• Work to complete:
How many lines of these entries include the string "Boxes"? State the number alone.

• Dataset records:
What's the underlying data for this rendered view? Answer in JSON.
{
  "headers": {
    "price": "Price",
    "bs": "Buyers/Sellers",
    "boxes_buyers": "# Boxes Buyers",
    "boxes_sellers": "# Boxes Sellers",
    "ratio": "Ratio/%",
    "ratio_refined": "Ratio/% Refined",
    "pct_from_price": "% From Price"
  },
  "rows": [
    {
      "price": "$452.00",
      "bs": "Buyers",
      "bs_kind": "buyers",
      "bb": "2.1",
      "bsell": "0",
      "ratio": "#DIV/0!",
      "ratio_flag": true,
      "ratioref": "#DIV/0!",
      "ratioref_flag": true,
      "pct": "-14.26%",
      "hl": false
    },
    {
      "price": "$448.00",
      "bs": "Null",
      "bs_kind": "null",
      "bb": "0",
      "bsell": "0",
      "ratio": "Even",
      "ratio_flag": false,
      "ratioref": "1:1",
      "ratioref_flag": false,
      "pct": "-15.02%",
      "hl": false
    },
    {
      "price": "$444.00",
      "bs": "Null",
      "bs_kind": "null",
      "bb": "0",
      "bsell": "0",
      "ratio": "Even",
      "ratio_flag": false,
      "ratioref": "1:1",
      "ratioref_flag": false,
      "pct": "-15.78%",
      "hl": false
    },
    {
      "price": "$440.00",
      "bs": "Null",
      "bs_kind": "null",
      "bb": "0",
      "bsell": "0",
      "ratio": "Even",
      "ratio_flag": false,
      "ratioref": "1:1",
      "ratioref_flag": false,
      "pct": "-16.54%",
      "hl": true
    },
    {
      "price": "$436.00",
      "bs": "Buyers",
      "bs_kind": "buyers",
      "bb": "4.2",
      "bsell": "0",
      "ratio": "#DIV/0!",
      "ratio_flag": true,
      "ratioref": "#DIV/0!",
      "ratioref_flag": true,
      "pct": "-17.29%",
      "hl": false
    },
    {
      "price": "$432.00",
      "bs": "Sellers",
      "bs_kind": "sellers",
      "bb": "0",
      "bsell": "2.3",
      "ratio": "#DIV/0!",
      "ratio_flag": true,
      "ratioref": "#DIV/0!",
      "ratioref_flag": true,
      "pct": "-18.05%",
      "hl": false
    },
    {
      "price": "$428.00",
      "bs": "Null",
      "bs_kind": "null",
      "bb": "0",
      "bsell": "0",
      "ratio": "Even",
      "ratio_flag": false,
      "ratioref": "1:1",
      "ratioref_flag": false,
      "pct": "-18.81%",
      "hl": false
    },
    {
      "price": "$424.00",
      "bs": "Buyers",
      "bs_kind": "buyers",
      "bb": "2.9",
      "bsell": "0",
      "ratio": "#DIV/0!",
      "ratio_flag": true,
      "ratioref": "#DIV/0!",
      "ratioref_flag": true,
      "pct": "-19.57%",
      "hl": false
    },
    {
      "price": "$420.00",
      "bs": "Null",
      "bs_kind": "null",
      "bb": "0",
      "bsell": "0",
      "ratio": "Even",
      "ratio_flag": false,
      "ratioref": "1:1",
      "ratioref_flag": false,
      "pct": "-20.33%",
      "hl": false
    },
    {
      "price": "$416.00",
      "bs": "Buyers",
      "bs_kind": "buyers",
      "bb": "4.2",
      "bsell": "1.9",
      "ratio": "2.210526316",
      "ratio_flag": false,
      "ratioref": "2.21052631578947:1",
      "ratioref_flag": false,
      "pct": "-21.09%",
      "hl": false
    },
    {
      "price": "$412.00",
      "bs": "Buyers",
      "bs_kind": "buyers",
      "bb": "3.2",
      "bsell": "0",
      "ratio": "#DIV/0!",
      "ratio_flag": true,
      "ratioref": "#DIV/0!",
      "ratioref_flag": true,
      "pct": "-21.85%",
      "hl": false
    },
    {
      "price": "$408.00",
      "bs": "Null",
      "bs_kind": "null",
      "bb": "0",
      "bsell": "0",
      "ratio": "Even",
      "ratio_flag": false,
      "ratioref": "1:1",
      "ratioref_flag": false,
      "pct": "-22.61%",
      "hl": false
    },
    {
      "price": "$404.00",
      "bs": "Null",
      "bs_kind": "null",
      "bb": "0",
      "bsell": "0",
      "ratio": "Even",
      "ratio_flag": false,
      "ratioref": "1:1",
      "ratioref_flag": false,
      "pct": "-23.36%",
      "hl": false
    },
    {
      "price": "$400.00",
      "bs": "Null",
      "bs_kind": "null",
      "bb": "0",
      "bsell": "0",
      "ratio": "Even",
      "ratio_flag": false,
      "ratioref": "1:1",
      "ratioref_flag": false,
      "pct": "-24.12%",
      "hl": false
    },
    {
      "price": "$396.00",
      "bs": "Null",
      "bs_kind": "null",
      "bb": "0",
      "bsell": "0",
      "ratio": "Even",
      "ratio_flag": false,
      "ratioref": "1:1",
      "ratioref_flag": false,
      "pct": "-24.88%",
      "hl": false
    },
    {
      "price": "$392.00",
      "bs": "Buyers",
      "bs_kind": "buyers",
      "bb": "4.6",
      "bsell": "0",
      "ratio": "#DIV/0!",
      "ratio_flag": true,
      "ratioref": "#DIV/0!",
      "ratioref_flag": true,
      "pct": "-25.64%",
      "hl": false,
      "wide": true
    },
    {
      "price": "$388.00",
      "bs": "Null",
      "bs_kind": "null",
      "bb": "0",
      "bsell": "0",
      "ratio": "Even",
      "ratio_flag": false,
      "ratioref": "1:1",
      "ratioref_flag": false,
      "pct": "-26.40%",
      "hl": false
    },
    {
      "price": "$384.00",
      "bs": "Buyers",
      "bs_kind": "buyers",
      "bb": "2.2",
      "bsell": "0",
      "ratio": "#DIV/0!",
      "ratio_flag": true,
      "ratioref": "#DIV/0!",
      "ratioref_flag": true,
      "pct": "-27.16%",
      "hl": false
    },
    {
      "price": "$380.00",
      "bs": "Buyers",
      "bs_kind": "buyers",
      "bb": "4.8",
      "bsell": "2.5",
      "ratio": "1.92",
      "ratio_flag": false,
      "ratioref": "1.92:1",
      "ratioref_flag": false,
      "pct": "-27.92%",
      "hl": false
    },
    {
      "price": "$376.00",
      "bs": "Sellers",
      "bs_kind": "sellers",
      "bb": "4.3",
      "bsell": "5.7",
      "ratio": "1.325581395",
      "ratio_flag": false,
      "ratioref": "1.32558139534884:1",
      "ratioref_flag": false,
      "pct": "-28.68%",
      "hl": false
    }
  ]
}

• The answer:
2